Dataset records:
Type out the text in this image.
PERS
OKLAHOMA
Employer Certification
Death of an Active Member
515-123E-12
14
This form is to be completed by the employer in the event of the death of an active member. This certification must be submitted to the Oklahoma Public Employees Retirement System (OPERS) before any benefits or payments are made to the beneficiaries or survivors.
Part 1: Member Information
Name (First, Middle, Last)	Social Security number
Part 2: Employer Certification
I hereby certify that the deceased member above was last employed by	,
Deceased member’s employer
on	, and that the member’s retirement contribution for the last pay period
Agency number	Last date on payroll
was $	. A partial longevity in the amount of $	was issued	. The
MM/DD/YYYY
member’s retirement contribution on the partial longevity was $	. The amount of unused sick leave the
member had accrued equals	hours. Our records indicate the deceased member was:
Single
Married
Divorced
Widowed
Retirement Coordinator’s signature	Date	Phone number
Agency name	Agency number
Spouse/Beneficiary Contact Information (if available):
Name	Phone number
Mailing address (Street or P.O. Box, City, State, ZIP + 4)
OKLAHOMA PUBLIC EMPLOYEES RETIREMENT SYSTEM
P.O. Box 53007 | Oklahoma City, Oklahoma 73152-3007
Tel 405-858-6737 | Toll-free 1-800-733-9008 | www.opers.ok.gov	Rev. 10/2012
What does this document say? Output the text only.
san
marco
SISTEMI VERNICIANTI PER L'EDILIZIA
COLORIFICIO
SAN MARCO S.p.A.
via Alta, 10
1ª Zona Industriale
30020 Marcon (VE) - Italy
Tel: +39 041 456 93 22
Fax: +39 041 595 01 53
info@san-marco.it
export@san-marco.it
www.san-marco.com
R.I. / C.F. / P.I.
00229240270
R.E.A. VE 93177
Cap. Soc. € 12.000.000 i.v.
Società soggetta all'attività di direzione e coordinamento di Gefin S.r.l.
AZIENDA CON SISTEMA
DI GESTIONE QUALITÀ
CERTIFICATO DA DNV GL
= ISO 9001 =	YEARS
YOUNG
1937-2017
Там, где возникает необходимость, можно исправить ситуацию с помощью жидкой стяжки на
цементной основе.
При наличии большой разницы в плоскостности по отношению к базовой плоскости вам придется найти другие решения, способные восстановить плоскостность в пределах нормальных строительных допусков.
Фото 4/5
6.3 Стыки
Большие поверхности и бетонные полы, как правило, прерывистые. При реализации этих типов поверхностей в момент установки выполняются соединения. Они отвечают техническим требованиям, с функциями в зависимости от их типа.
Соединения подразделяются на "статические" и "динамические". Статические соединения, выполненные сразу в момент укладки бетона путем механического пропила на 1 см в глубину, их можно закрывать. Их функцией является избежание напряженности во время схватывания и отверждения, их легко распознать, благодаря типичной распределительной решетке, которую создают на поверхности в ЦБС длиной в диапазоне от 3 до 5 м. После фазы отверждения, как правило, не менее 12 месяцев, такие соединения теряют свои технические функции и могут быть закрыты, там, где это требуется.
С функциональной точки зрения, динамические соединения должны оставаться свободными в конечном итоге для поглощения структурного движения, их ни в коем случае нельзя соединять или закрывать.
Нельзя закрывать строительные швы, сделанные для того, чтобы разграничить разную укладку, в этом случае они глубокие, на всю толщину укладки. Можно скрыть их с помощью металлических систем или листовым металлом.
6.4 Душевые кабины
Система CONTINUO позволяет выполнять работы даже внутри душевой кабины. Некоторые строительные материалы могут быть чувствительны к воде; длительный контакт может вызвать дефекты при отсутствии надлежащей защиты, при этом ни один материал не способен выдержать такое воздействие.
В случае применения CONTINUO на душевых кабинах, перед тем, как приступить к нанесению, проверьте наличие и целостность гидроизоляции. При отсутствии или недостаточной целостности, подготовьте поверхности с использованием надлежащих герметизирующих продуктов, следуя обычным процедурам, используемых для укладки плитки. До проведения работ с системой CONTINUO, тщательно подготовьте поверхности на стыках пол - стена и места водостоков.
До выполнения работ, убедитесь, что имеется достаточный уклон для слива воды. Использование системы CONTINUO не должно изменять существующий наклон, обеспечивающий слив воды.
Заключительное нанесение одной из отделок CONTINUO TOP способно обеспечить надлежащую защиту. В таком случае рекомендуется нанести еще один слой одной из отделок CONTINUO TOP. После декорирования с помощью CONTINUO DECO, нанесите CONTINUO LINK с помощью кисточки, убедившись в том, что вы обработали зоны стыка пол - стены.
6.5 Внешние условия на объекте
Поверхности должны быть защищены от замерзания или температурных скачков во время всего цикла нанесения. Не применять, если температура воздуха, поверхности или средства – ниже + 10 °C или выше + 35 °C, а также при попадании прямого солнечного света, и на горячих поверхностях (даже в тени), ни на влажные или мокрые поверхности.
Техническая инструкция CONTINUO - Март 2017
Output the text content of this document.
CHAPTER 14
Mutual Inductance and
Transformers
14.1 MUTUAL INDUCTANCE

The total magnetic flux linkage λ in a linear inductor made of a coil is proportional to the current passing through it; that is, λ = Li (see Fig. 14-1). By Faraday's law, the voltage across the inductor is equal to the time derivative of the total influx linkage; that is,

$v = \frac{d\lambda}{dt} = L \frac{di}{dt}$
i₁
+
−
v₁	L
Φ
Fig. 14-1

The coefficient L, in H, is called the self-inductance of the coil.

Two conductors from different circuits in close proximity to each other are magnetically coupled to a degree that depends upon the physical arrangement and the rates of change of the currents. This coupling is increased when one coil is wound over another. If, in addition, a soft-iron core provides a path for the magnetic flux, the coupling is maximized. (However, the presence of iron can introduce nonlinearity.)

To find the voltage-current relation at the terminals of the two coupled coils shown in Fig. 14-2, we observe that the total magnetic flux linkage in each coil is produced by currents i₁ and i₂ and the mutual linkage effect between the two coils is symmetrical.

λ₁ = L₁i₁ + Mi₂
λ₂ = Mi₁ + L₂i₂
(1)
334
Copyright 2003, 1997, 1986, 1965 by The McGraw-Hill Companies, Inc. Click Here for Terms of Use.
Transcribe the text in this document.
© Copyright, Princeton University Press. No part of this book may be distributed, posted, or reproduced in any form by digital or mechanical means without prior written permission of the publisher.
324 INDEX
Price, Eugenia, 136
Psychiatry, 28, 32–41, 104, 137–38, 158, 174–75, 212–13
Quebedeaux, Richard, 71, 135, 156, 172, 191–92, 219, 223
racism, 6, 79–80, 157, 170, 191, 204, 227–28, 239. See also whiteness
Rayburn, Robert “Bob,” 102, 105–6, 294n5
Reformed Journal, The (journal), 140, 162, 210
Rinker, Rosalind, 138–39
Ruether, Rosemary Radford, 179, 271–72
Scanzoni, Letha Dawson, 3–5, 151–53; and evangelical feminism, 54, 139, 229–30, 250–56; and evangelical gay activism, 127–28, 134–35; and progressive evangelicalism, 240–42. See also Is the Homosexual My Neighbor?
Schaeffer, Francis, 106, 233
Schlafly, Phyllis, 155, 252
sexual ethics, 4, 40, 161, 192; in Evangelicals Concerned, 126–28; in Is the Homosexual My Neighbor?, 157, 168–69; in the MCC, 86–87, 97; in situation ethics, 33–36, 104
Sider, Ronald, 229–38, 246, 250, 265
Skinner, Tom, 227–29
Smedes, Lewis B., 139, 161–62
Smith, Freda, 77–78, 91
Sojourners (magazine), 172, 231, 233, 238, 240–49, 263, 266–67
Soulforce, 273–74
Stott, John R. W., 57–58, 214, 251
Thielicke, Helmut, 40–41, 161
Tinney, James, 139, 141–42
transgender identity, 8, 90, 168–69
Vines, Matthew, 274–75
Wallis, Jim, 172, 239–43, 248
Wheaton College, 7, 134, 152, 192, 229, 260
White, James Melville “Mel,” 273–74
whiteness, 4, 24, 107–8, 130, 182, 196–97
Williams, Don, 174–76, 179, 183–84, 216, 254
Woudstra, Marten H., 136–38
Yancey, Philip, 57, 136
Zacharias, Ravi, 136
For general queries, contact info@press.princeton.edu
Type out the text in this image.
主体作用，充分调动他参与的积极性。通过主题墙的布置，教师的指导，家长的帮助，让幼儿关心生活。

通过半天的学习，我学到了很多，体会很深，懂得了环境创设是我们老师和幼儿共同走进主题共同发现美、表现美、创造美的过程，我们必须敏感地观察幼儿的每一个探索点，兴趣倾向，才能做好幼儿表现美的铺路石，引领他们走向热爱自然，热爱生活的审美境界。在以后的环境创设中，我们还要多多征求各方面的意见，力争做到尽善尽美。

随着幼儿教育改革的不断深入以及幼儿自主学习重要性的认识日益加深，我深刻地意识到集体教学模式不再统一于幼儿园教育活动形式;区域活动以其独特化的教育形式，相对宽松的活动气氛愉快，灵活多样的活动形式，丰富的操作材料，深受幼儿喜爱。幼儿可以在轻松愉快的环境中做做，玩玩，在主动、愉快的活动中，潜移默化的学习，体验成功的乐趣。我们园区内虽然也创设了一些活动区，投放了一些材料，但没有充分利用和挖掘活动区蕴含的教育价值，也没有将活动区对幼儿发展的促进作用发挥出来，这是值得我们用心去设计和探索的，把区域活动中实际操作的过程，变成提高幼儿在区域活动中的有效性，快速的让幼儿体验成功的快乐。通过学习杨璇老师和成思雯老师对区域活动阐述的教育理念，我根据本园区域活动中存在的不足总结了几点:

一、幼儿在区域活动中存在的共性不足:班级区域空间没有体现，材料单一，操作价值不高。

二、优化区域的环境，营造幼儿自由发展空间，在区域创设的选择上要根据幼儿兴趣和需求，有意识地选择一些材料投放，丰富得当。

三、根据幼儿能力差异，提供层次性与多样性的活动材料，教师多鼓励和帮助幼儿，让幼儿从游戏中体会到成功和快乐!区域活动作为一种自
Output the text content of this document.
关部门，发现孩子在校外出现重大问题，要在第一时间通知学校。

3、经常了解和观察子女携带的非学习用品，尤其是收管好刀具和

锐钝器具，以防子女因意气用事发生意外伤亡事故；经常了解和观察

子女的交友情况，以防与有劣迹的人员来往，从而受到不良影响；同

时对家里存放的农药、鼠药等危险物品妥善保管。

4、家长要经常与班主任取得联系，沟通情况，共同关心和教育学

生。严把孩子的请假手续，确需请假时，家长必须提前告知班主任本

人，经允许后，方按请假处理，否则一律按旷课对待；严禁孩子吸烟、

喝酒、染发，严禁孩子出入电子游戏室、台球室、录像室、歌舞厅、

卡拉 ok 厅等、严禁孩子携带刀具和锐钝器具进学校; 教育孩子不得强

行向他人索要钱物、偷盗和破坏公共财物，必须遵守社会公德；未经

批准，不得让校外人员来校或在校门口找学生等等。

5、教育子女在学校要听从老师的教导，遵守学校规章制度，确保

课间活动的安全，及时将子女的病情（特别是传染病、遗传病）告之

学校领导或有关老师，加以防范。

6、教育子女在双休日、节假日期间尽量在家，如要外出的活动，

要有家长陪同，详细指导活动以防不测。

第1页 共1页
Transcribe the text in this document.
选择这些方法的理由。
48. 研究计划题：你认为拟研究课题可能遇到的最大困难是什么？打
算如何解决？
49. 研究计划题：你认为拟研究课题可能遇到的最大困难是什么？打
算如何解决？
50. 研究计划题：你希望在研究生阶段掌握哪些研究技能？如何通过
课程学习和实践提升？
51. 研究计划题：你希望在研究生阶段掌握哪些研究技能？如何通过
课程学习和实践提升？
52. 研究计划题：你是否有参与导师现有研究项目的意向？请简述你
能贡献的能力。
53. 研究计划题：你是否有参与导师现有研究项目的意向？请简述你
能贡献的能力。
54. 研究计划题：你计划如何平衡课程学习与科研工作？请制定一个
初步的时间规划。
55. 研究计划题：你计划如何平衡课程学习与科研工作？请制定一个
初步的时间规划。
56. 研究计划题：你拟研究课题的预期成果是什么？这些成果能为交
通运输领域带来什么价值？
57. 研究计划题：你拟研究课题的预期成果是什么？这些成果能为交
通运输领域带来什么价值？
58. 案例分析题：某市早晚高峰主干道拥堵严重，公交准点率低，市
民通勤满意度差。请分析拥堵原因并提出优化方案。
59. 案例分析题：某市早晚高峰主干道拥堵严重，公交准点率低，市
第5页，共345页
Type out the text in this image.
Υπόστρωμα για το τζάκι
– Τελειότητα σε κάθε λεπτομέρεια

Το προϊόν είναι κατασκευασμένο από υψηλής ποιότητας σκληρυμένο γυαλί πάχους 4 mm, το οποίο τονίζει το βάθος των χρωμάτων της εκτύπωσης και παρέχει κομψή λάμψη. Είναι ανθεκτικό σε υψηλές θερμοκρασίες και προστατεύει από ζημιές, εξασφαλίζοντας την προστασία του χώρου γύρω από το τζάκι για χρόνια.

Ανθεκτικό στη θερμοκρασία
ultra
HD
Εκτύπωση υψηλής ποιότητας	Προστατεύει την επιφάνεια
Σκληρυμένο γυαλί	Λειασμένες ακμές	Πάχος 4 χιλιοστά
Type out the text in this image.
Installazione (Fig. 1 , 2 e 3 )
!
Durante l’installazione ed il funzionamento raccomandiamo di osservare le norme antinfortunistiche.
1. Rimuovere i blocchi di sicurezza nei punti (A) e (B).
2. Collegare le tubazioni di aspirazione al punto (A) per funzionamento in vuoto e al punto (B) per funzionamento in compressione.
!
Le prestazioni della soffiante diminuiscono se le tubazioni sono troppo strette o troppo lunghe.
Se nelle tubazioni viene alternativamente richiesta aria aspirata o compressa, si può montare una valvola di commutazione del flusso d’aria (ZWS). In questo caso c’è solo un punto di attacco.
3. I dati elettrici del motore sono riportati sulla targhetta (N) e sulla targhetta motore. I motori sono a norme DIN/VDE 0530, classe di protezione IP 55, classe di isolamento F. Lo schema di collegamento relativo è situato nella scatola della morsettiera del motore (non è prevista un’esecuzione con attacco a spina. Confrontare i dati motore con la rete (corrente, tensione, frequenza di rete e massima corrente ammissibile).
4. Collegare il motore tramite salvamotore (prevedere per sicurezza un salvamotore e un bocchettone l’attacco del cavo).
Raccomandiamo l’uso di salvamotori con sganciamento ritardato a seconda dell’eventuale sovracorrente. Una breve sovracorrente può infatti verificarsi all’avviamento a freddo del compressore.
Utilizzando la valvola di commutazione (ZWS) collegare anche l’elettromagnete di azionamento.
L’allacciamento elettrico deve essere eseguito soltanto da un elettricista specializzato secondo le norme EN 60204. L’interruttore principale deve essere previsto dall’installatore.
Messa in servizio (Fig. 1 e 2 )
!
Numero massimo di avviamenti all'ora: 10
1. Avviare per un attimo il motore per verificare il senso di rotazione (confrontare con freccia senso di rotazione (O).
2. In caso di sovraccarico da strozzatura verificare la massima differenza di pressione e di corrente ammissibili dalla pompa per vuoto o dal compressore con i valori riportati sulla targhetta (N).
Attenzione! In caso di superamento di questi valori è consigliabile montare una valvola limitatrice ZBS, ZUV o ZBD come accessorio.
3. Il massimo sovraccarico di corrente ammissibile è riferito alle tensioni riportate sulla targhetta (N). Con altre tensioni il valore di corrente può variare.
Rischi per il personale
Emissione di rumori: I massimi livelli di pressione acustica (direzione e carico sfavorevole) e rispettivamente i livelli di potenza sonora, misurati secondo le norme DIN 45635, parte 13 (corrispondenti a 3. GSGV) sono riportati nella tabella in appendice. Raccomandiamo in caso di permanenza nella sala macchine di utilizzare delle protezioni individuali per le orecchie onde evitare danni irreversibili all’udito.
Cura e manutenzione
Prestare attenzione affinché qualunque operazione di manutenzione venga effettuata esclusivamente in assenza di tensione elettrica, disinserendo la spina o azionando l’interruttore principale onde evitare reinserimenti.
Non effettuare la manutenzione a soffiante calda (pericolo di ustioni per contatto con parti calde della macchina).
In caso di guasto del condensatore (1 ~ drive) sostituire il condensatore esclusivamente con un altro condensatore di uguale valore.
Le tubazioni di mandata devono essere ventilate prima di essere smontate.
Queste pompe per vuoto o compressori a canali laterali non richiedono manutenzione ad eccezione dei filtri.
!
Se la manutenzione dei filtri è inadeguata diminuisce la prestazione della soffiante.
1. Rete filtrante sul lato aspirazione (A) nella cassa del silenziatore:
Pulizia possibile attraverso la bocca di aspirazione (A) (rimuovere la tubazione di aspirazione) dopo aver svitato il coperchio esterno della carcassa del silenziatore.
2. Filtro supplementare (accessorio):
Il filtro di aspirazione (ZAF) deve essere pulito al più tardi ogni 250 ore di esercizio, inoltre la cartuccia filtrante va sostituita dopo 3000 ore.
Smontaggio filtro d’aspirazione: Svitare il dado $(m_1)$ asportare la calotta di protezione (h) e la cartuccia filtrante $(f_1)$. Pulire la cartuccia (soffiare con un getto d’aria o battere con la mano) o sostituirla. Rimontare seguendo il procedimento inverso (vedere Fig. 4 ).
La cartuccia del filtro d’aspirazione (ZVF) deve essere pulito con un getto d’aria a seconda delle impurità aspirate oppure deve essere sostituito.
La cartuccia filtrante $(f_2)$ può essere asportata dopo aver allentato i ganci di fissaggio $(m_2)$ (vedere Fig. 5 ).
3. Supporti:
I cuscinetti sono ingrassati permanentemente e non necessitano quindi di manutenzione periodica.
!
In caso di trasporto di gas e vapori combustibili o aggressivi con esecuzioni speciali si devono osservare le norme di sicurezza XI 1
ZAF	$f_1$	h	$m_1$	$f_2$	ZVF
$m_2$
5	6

=== Exercise brief ===
Pick out the lines containing the string "also".

=== Solution for this problem ===
racism, 6, 79–80, 157, 170, 191, 204, 227–28, 239. See also whiteness
Scanzoni, Letha Dawson, 3–5, 151–53; and evangelical feminism, 54, 139, 229–30, 250–56; and evangelical gay activism, 127–28, 134–35; and progressive evangelicalism, 240–42. See also Is the Homosexual My Neighbor?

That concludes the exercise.